▸ **PROMPT**: In the entries below, find every line holding the string "reclaims" and collect it.

Excerpt from a dataset
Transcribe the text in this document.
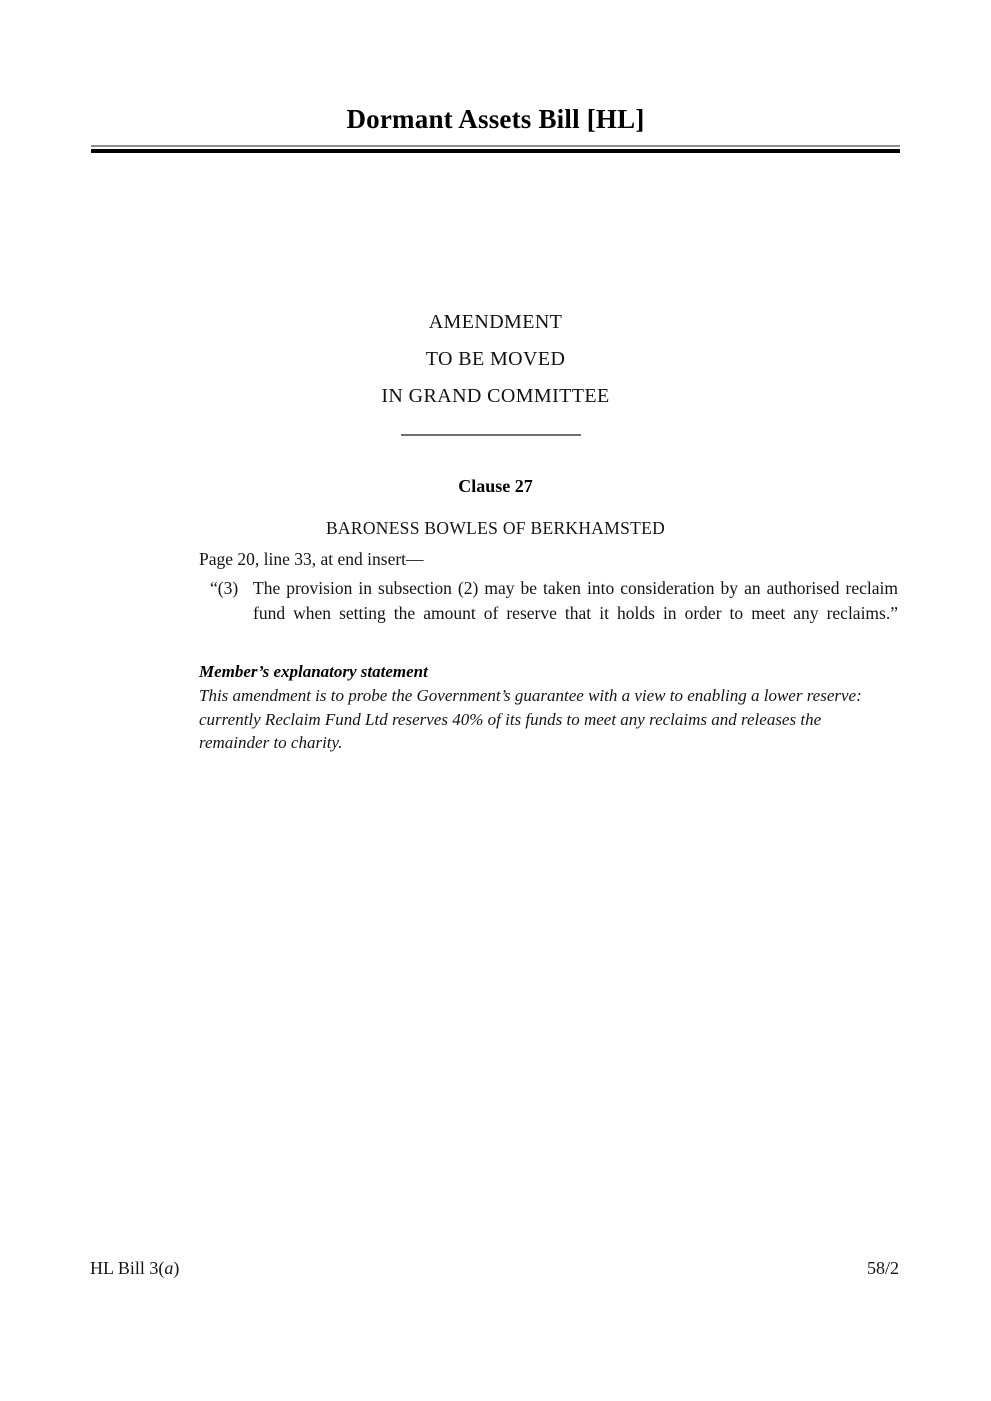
Dormant Assets Bill [HL]
AMENDMENT
TO BE MOVED
IN GRAND COMMITTEE
Clause 27
BARONESS BOWLES OF BERKHAMSTED
Page 20, line 33, at end insert—
“(3) The provision in subsection (2) may be taken into consideration by an authorised reclaim fund when setting the amount of reserve that it holds in order to meet any reclaims.”
Member’s explanatory statement
This amendment is to probe the Government’s guarantee with a view to enabling a lower reserve: currently Reclaim Fund Ltd reserves 40% of its funds to meet any reclaims and releases the remainder to charity.
HL Bill 3(a)	58/2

▸ **RESULT**:
“(3) The provision in subsection (2) may be taken into consideration by an authorised reclaim fund when setting the amount of reserve that it holds in order to meet any reclaims.”
This amendment is to probe the Government’s guarantee with a view to enabling a lower reserve: currently Reclaim Fund Ltd reserves 40% of its funds to meet any reclaims and releases the remainder to charity.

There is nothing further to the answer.